■ Your task
Say how many lines hold the string "title", and nothing more.

■ Stored rows
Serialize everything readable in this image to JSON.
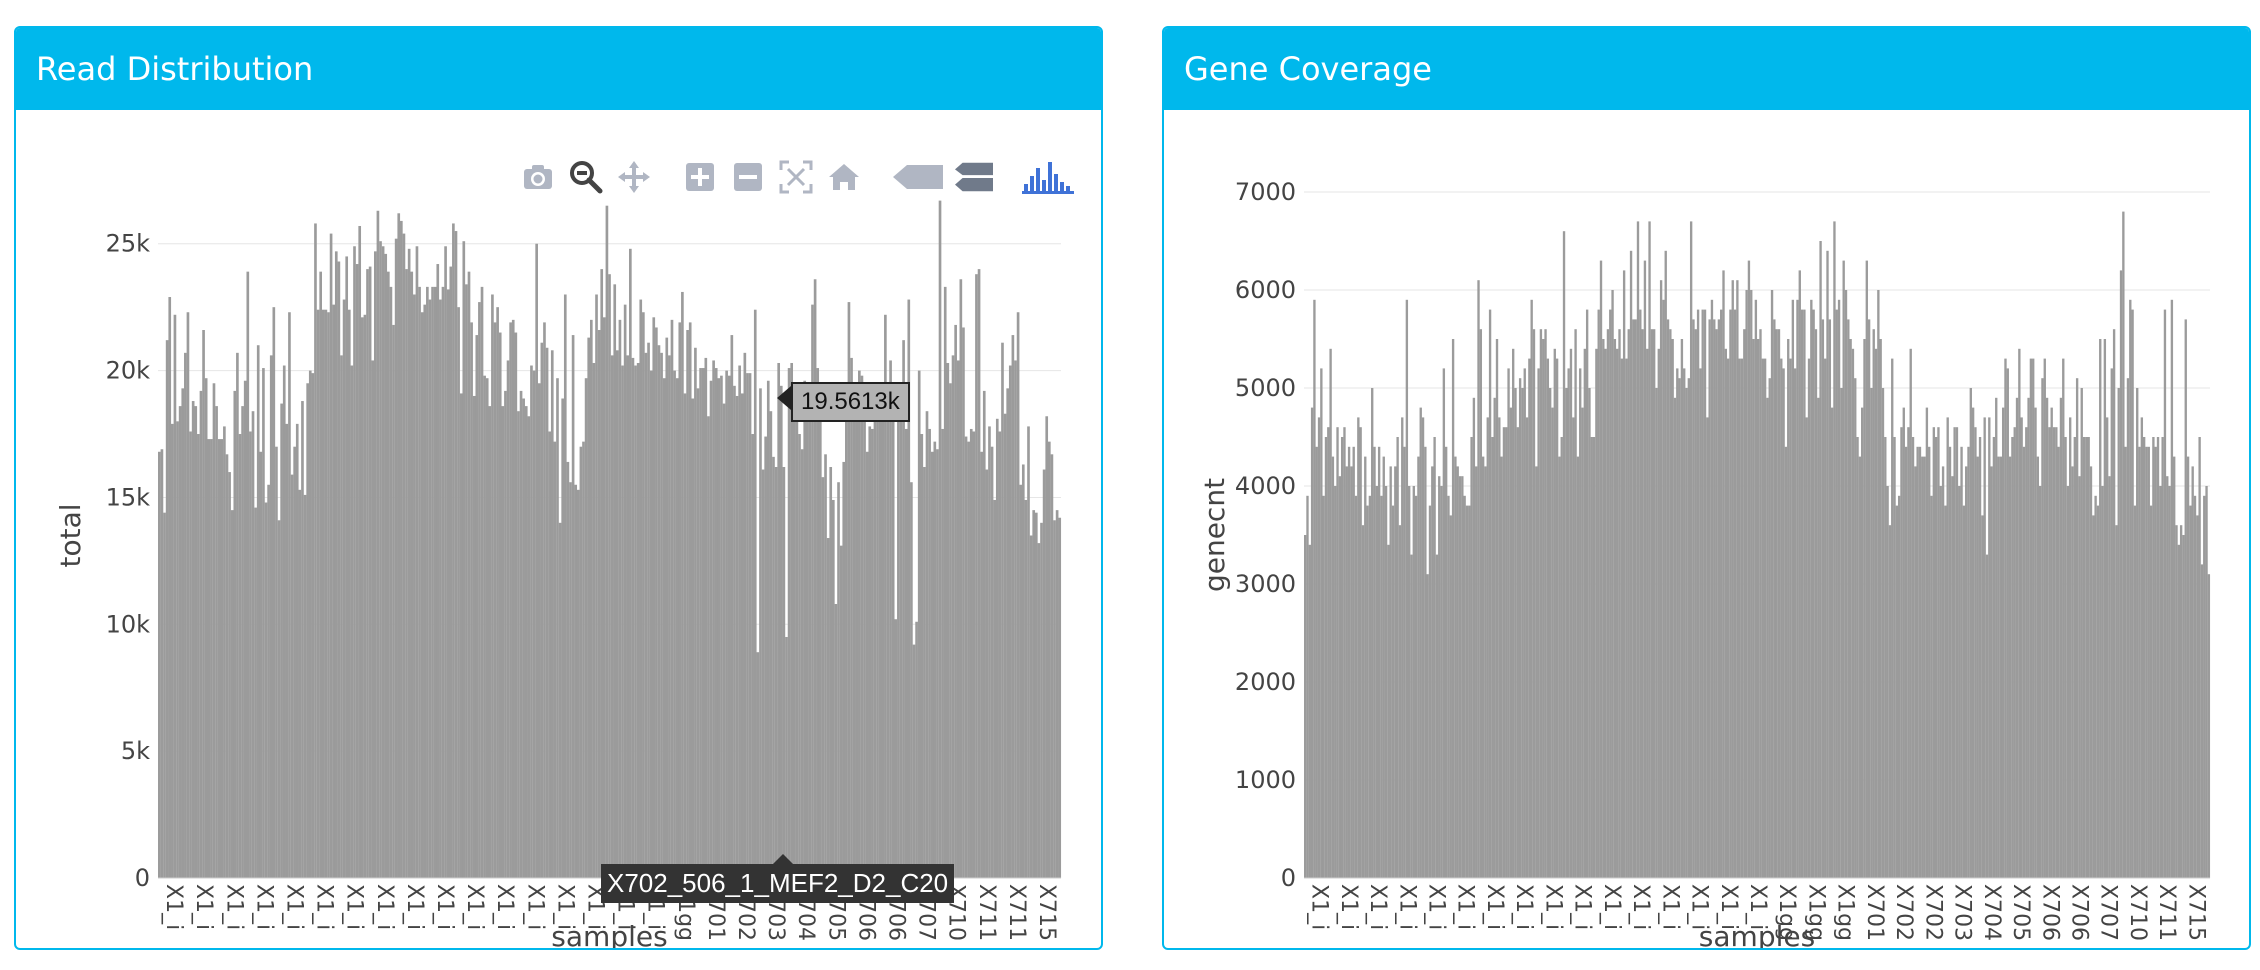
{
  "panels": {
    "read": {
      "title": "Read Distribution",
      "tooltip_value": "19.5613k",
      "hover_label": "X702_506_1_MEF2_D2_C20"
    },
    "gene": {
      "title": "Gene Coverage"
    }
  },
  "modebar": {
    "icons": [
      "camera-icon",
      "zoom-icon",
      "pan-icon",
      "zoom-in-icon",
      "zoom-out-icon",
      "autoscale-icon",
      "reset-axes-icon",
      "hover-closest-icon",
      "hover-compare-icon",
      "plotly-logo-icon"
    ],
    "active_color": "#444444",
    "inactive_color": "#b0b6c3",
    "logo_color": "#3f72d7"
  },
  "colors": {
    "header": "#00b8ec",
    "bar": "#9b9b9b",
    "grid": "#e6e6e6"
  },
  "chart_data": [
    {
      "type": "bar",
      "title": "Read Distribution",
      "xlabel": "samples",
      "ylabel": "total",
      "ylim": [
        0,
        27000
      ],
      "yticks": [
        0,
        5000,
        10000,
        15000,
        20000,
        25000
      ],
      "ytick_labels": [
        "0",
        "5k",
        "10k",
        "15k",
        "20k",
        "25k"
      ],
      "x_tick_labels": [
        "X1_i",
        "X1_i",
        "X1_i",
        "X1_i",
        "X1_i",
        "X1_i",
        "X1_i",
        "X1_i",
        "X1_i",
        "X1_i",
        "X1_i",
        "X1_i",
        "X1_i",
        "X1_i",
        "X1_i",
        "X1_i",
        "X1_i",
        "X1gg",
        "X701",
        "X702",
        "X703",
        "X704",
        "X705",
        "X706",
        "X706",
        "X707",
        "X710",
        "X711",
        "X711",
        "X715"
      ],
      "values": [
        16800,
        16900,
        14400,
        21200,
        22900,
        17900,
        22200,
        18000,
        18600,
        19300,
        20700,
        22300,
        17600,
        18800,
        18600,
        17500,
        19200,
        21600,
        19700,
        17300,
        17300,
        19500,
        18600,
        17300,
        17300,
        17800,
        16700,
        16000,
        14500,
        19200,
        20700,
        17500,
        18600,
        19600,
        23900,
        17600,
        18400,
        14600,
        21000,
        16800,
        20100,
        14800,
        15500,
        20600,
        22500,
        17000,
        14100,
        18700,
        20200,
        17900,
        22300,
        15900,
        17000,
        17900,
        15300,
        18800,
        15100,
        19500,
        20000,
        19900,
        25800,
        22400,
        23900,
        22400,
        22400,
        22300,
        25400,
        22600,
        24700,
        24300,
        20600,
        22800,
        24500,
        22400,
        20200,
        24900,
        24200,
        25700,
        22100,
        22200,
        24000,
        24100,
        20400,
        24700,
        26300,
        25100,
        24900,
        24600,
        23900,
        23300,
        21800,
        25200,
        26200,
        25900,
        25400,
        24000,
        24800,
        23900,
        23000,
        24900,
        23300,
        22300,
        22600,
        23300,
        22800,
        23300,
        23300,
        24200,
        22800,
        23300,
        24900,
        23200,
        24100,
        25800,
        25500,
        22500,
        19100,
        25100,
        23400,
        23900,
        21900,
        19000,
        21400,
        22700,
        23300,
        19800,
        19700,
        18600,
        23000,
        21900,
        22500,
        21500,
        18600,
        19200,
        20400,
        21900,
        22000,
        21500,
        18400,
        19200,
        18900,
        18600,
        18200,
        20200,
        20000,
        25000,
        19500,
        21100,
        21900,
        20900,
        17600,
        20800,
        17200,
        19700,
        14000,
        18900,
        23000,
        16400,
        15600,
        21400,
        15500,
        15300,
        17000,
        17200,
        19700,
        21300,
        22000,
        20300,
        23000,
        21600,
        24000,
        22100,
        26500,
        23800,
        20600,
        23400,
        20800,
        22000,
        20200,
        22600,
        20600,
        24800,
        20500,
        20200,
        20300,
        22800,
        22300,
        20700,
        21100,
        20000,
        22100,
        21700,
        21000,
        20700,
        19700,
        21300,
        20600,
        22000,
        20000,
        19700,
        21900,
        23100,
        19100,
        21600,
        21900,
        18900,
        20900,
        19300,
        20100,
        20100,
        20500,
        18200,
        19600,
        20400,
        20100,
        19700,
        19800,
        18700,
        20000,
        19800,
        21400,
        19400,
        19000,
        20200,
        19100,
        20700,
        19900,
        19900,
        17500,
        22400,
        8900,
        19300,
        16100,
        17400,
        19600,
        18400,
        16600,
        16200,
        20300,
        19400,
        16200,
        9500,
        20100,
        20300,
        18100,
        19200,
        17500,
        16900,
        19600,
        18400,
        18500,
        22600,
        23600,
        20100,
        19400,
        15800,
        16700,
        13400,
        16200,
        14900,
        10800,
        15600,
        13100,
        16400,
        19500,
        22700,
        20500,
        18700,
        18400,
        20000,
        19800,
        18700,
        16800,
        17800,
        17700,
        18900,
        18000,
        18400,
        19100,
        22200,
        19300,
        20400,
        19400,
        10200,
        18600,
        19300,
        21200,
        17700,
        22800,
        15600,
        9200,
        10100,
        20000,
        17500,
        16200,
        18400,
        17700,
        16800,
        17200,
        16900,
        26700,
        17700,
        23300,
        20300,
        19500,
        20600,
        21800,
        20400,
        23600,
        21700,
        17400,
        17200,
        17700,
        17600,
        23800,
        24000,
        16800,
        19200,
        16100,
        17800,
        17000,
        14900,
        18100,
        17600,
        21100,
        18300,
        19300,
        20200,
        21400,
        20400,
        22300,
        15500,
        16300,
        14900,
        17800,
        13500,
        14500,
        14400,
        13200,
        14000,
        16100,
        18200,
        17200,
        16700,
        14100,
        14500,
        14200
      ],
      "highlight_index": 246
    },
    {
      "type": "bar",
      "title": "Gene Coverage",
      "xlabel": "samples",
      "ylabel": "genecnt",
      "ylim": [
        0,
        7000
      ],
      "yticks": [
        0,
        1000,
        2000,
        3000,
        4000,
        5000,
        6000,
        7000
      ],
      "ytick_labels": [
        "0",
        "1000",
        "2000",
        "3000",
        "4000",
        "5000",
        "6000",
        "7000"
      ],
      "x_tick_labels": [
        "X1_i",
        "X1_i",
        "X1_i",
        "X1_i",
        "X1_i",
        "X1_i",
        "X1_i",
        "X1_i",
        "X1_i",
        "X1_i",
        "X1_i",
        "X1_i",
        "X1_i",
        "X1_i",
        "X1_i",
        "X1_i",
        "X1gg",
        "X1gg",
        "X1gg",
        "X701",
        "X702",
        "X702",
        "X703",
        "X704",
        "X705",
        "X706",
        "X706",
        "X707",
        "X710",
        "X711",
        "X715"
      ],
      "values": [
        3500,
        3900,
        3400,
        4800,
        5900,
        4400,
        4700,
        5200,
        3900,
        4500,
        4600,
        5400,
        4300,
        4000,
        4600,
        4100,
        4500,
        4600,
        4200,
        4400,
        4200,
        4400,
        3900,
        4700,
        4600,
        3600,
        4300,
        3800,
        3900,
        5000,
        4400,
        4000,
        4400,
        3900,
        4300,
        4000,
        3400,
        4200,
        3800,
        4200,
        4500,
        3600,
        4700,
        4400,
        5900,
        4000,
        3300,
        4000,
        3900,
        4300,
        4800,
        4700,
        4400,
        3100,
        3800,
        4200,
        4500,
        3300,
        4100,
        4000,
        5200,
        4400,
        3900,
        3700,
        5500,
        4300,
        4200,
        4100,
        4100,
        3900,
        3800,
        3800,
        4500,
        4900,
        4200,
        6100,
        5600,
        4300,
        4200,
        4700,
        5800,
        4500,
        4900,
        5500,
        4700,
        4300,
        4600,
        4600,
        5200,
        4800,
        5400,
        5000,
        4600,
        5100,
        5000,
        5200,
        4700,
        5300,
        5900,
        5600,
        4200,
        5200,
        5600,
        5500,
        5600,
        5300,
        5000,
        4800,
        5400,
        5300,
        4300,
        4500,
        6600,
        5000,
        5200,
        5400,
        4700,
        5600,
        4300,
        5200,
        4800,
        5400,
        5800,
        5000,
        4500,
        4500,
        5400,
        5800,
        6300,
        5500,
        5400,
        5600,
        5800,
        6000,
        5500,
        5400,
        5600,
        5300,
        6200,
        5300,
        5600,
        6400,
        5700,
        5700,
        6700,
        5800,
        5600,
        6300,
        5400,
        6700,
        5600,
        5600,
        5000,
        5400,
        6100,
        5900,
        6400,
        5700,
        5600,
        5500,
        4900,
        5200,
        5100,
        5500,
        5200,
        5000,
        5100,
        6700,
        5700,
        5600,
        5800,
        5200,
        5800,
        5800,
        4700,
        5700,
        5900,
        5700,
        5600,
        5700,
        5800,
        6200,
        5400,
        5300,
        5800,
        6100,
        5800,
        6100,
        5300,
        5300,
        5600,
        6000,
        6300,
        6000,
        5500,
        5900,
        5500,
        5600,
        5300,
        5300,
        4900,
        5100,
        6000,
        5700,
        5600,
        5600,
        5300,
        5200,
        4400,
        5500,
        5300,
        5900,
        5200,
        5900,
        6200,
        5800,
        5800,
        4700,
        5300,
        5900,
        5800,
        5600,
        4900,
        6500,
        5700,
        5300,
        6400,
        5700,
        4800,
        6700,
        5800,
        5900,
        5000,
        6300,
        6000,
        5700,
        5500,
        5400,
        5100,
        4500,
        4300,
        4800,
        5500,
        6300,
        5700,
        5000,
        5600,
        5400,
        6000,
        5500,
        5000,
        4500,
        4000,
        3600,
        5300,
        4500,
        3800,
        3900,
        4600,
        4800,
        4400,
        4600,
        5400,
        4500,
        4200,
        4400,
        4400,
        4300,
        4300,
        4800,
        4400,
        3900,
        4600,
        4500,
        4600,
        4000,
        4200,
        3800,
        4700,
        4400,
        4100,
        4600,
        4600,
        4000,
        4400,
        3800,
        4200,
        4400,
        5000,
        4800,
        4600,
        4300,
        4500,
        3700,
        4700,
        3300,
        4700,
        4200,
        4500,
        4900,
        4300,
        4300,
        4800,
        5300,
        5200,
        4300,
        4500,
        4600,
        4900,
        5400,
        4700,
        4400,
        4600,
        4900,
        5300,
        5300,
        4800,
        4300,
        4000,
        5100,
        5300,
        4900,
        4600,
        4800,
        4600,
        4600,
        4400,
        4900,
        5300,
        4500,
        4000,
        4700,
        4200,
        4500,
        5100,
        4100,
        5000,
        4500,
        4500,
        4500,
        4200,
        3700,
        3900,
        3800,
        5500,
        4000,
        5500,
        4700,
        4100,
        5200,
        5600,
        3600,
        5000,
        6200,
        6800,
        4400,
        5100,
        5900,
        5800,
        3800,
        5000,
        4400,
        4700,
        4500,
        4400,
        4400,
        3800,
        4500,
        4400,
        4500,
        4000,
        4500,
        5800,
        4100,
        4000,
        5900,
        4300,
        3600,
        3400,
        3600,
        3500,
        5700,
        4300,
        3800,
        4200,
        3900,
        3700,
        4500,
        3200,
        3900,
        4000,
        3100
      ]
    }
  ]
}
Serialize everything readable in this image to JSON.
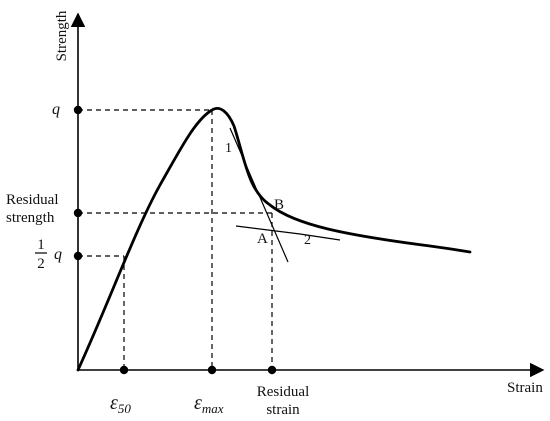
{
  "axes": {
    "y_label": "Strength",
    "x_label": "Strain"
  },
  "y_ticks": {
    "q": "q",
    "residual_strength_line1": "Residual",
    "residual_strength_line2": "strength",
    "half_num": "1",
    "half_den": "2",
    "half_q": "q"
  },
  "x_ticks": {
    "eps50_base": "ε",
    "eps50_sub": "50",
    "epsmax_base": "ε",
    "epsmax_sub": "max",
    "residual_strain_line1": "Residual",
    "residual_strain_line2": "strain"
  },
  "annotations": {
    "tangent_1": "1",
    "tangent_2": "2",
    "point_a": "A",
    "point_b": "B"
  }
}
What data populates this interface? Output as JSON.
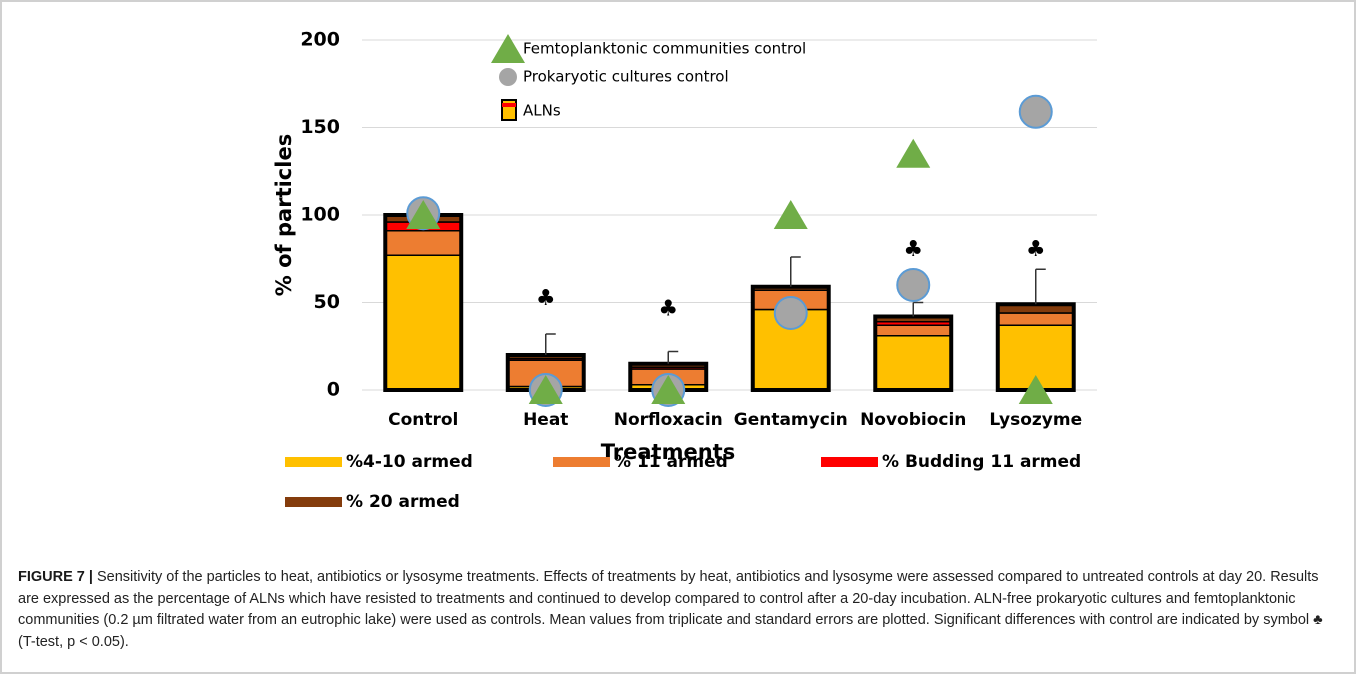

■ Written solution
4